Written exercise - Word for word, restate every line of the listing that follows.

[Some records]

======

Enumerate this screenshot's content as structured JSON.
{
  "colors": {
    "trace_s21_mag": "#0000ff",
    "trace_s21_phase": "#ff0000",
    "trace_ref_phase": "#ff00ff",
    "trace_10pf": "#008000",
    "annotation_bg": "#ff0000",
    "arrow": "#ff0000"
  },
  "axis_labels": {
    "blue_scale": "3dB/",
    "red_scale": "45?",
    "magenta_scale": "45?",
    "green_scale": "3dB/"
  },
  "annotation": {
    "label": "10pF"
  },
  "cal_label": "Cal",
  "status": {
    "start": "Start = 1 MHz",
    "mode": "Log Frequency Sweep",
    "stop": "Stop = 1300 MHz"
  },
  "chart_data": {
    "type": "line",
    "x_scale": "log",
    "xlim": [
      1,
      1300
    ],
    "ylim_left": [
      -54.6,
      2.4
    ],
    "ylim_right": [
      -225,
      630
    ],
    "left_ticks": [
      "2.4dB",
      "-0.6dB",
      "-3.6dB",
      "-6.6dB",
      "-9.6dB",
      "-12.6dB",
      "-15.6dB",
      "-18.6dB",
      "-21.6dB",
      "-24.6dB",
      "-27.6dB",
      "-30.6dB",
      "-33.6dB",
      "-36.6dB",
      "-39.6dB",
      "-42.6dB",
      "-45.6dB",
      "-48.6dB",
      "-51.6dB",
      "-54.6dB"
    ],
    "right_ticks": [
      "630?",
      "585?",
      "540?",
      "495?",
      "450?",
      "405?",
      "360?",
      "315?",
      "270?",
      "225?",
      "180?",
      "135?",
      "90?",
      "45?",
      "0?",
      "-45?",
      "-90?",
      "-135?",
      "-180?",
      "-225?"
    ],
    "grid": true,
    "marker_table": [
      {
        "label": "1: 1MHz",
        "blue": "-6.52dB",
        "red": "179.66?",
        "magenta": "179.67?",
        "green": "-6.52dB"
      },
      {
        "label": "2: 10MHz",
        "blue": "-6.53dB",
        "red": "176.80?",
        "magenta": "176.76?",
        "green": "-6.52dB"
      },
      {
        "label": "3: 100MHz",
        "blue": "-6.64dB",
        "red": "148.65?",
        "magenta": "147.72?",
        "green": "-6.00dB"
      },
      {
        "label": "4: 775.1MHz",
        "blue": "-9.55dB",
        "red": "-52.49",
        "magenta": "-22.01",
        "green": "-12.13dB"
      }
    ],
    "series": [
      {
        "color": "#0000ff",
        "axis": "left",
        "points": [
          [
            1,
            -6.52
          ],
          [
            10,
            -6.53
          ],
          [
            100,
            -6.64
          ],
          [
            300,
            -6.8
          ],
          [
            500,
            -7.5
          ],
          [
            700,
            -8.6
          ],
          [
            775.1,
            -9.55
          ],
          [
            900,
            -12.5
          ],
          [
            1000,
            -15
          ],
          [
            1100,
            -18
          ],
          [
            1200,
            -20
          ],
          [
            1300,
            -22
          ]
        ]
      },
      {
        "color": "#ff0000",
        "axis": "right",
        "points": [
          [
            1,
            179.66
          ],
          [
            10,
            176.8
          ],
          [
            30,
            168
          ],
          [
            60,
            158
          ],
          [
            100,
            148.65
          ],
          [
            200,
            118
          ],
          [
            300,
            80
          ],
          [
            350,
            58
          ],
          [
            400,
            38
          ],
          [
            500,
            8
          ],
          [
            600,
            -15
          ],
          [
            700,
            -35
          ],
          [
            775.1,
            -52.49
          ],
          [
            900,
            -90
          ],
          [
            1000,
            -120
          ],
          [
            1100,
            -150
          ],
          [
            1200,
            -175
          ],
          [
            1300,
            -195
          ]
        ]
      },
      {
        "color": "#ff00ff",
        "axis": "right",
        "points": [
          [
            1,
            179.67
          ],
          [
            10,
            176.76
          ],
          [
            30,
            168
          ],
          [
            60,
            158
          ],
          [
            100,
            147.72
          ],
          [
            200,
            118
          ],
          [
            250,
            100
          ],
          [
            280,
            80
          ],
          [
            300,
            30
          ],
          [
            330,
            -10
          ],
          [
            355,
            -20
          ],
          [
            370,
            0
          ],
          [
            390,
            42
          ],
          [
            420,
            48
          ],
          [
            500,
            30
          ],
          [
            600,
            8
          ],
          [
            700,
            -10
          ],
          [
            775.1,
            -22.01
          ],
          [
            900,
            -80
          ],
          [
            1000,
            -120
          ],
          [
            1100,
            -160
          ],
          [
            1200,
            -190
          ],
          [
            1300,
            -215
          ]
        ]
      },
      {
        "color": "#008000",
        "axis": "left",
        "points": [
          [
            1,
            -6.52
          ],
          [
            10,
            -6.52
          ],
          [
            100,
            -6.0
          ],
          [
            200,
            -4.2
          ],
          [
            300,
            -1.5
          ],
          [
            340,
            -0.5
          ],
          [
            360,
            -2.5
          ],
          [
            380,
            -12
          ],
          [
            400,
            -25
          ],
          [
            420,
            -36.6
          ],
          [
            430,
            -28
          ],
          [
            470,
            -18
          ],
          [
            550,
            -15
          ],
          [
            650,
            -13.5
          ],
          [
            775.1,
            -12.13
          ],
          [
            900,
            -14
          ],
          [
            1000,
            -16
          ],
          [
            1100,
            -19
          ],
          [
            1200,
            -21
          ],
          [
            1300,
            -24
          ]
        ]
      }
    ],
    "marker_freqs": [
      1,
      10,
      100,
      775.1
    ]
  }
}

======

Exercise output -
Enumerate this screenshot's content as structured JSON.
{
  "colors": {
    "trace_s21_mag": "#0000ff",
    "trace_s21_phase": "#ff0000",
    "trace_ref_phase": "#ff00ff",
    "trace_10pf": "#008000",
    "annotation_bg": "#ff0000",
    "arrow": "#ff0000"
  },
  "axis_labels": {
    "blue_scale": "3dB/",
    "red_scale": "45?",
    "magenta_scale": "45?",
    "green_scale": "3dB/"
  },
  "annotation": {
    "label": "10pF"
  },
  "cal_label": "Cal",
  "status": {
    "start": "Start = 1 MHz",
    "mode": "Log Frequency Sweep",
    "stop": "Stop = 1300 MHz"
  },
  "chart_data": {
    "type": "line",
    "x_scale": "log",
    "xlim": [
      1,
      1300
    ],
    "ylim_left": [
      -54.6,
      2.4
    ],
    "ylim_right": [
      -225,
      630
    ],
    "left_ticks": [
      "2.4dB",
      "-0.6dB",
      "-3.6dB",
      "-6.6dB",
      "-9.6dB",
      "-12.6dB",
      "-15.6dB",
      "-18.6dB",
      "-21.6dB",
      "-24.6dB",
      "-27.6dB",
      "-30.6dB",
      "-33.6dB",
      "-36.6dB",
      "-39.6dB",
      "-42.6dB",
      "-45.6dB",
      "-48.6dB",
      "-51.6dB",
      "-54.6dB"
    ],
    "right_ticks": [
      "630?",
      "585?",
      "540?",
      "495?",
      "450?",
      "405?",
      "360?",
      "315?",
      "270?",
      "225?",
      "180?",
      "135?",
      "90?",
      "45?",
      "0?",
      "-45?",
      "-90?",
      "-135?",
      "-180?",
      "-225?"
    ],
    "grid": true,
    "marker_table": [
      {
        "label": "1: 1MHz",
        "blue": "-6.52dB",
        "red": "179.66?",
        "magenta": "179.67?",
        "green": "-6.52dB"
      },
      {
        "label": "2: 10MHz",
        "blue": "-6.53dB",
        "red": "176.80?",
        "magenta": "176.76?",
        "green": "-6.52dB"
      },
      {
        "label": "3: 100MHz",
        "blue": "-6.64dB",
        "red": "148.65?",
        "magenta": "147.72?",
        "green": "-6.00dB"
      },
      {
        "label": "4: 775.1MHz",
        "blue": "-9.55dB",
        "red": "-52.49",
        "magenta": "-22.01",
        "green": "-12.13dB"
      }
    ],
    "series": [
      {
        "color": "#0000ff",
        "axis": "left",
        "points": [
          [
            1,
            -6.52
          ],
          [
            10,
            -6.53
          ],
          [
            100,
            -6.64
          ],
          [
            300,
            -6.8
          ],
          [
            500,
            -7.5
          ],
          [
            700,
            -8.6
          ],
          [
            775.1,
            -9.55
          ],
          [
            900,
            -12.5
          ],
          [
            1000,
            -15
          ],
          [
            1100,
            -18
          ],
          [
            1200,
            -20
          ],
          [
            1300,
            -22
          ]
        ]
      },
      {
        "color": "#ff0000",
        "axis": "right",
        "points": [
          [
            1,
            179.66
          ],
          [
            10,
            176.8
          ],
          [
            30,
            168
          ],
          [
            60,
            158
          ],
          [
            100,
            148.65
          ],
          [
            200,
            118
          ],
          [
            300,
            80
          ],
          [
            350,
            58
          ],
          [
            400,
            38
          ],
          [
            500,
            8
          ],
          [
            600,
            -15
          ],
          [
            700,
            -35
          ],
          [
            775.1,
            -52.49
          ],
          [
            900,
            -90
          ],
          [
            1000,
            -120
          ],
          [
            1100,
            -150
          ],
          [
            1200,
            -175
          ],
          [
            1300,
            -195
          ]
        ]
      },
      {
        "color": "#ff00ff",
        "axis": "right",
        "points": [
          [
            1,
            179.67
          ],
          [
            10,
            176.76
          ],
          [
            30,
            168
          ],
          [
            60,
            158
          ],
          [
            100,
            147.72
          ],
          [
            200,
            118
          ],
          [
            250,
            100
          ],
          [
            280,
            80
          ],
          [
            300,
            30
          ],
          [
            330,
            -10
          ],
          [
            355,
            -20
          ],
          [
            370,
            0
          ],
          [
            390,
            42
          ],
          [
            420,
            48
          ],
          [
            500,
            30
          ],
          [
            600,
            8
          ],
          [
            700,
            -10
          ],
          [
            775.1,
            -22.01
          ],
          [
            900,
            -80
          ],
          [
            1000,
            -120
          ],
          [
            1100,
            -160
          ],
          [
            1200,
            -190
          ],
          [
            1300,
            -215
          ]
        ]
      },
      {
        "color": "#008000",
        "axis": "left",
        "points": [
          [
            1,
            -6.52
          ],
          [
            10,
            -6.52
          ],
          [
            100,
            -6.0
          ],
          [
            200,
            -4.2
          ],
          [
            300,
            -1.5
          ],
          [
            340,
            -0.5
          ],
          [
            360,
            -2.5
          ],
          [
            380,
            -12
          ],
          [
            400,
            -25
          ],
          [
            420,
            -36.6
          ],
          [
            430,
            -28
          ],
          [
            470,
            -18
          ],
          [
            550,
            -15
          ],
          [
            650,
            -13.5
          ],
          [
            775.1,
            -12.13
          ],
          [
            900,
            -14
          ],
          [
            1000,
            -16
          ],
          [
            1100,
            -19
          ],
          [
            1200,
            -21
          ],
          [
            1300,
            -24
          ]
        ]
      }
    ],
    "marker_freqs": [
      1,
      10,
      100,
      775.1
    ]
  }
}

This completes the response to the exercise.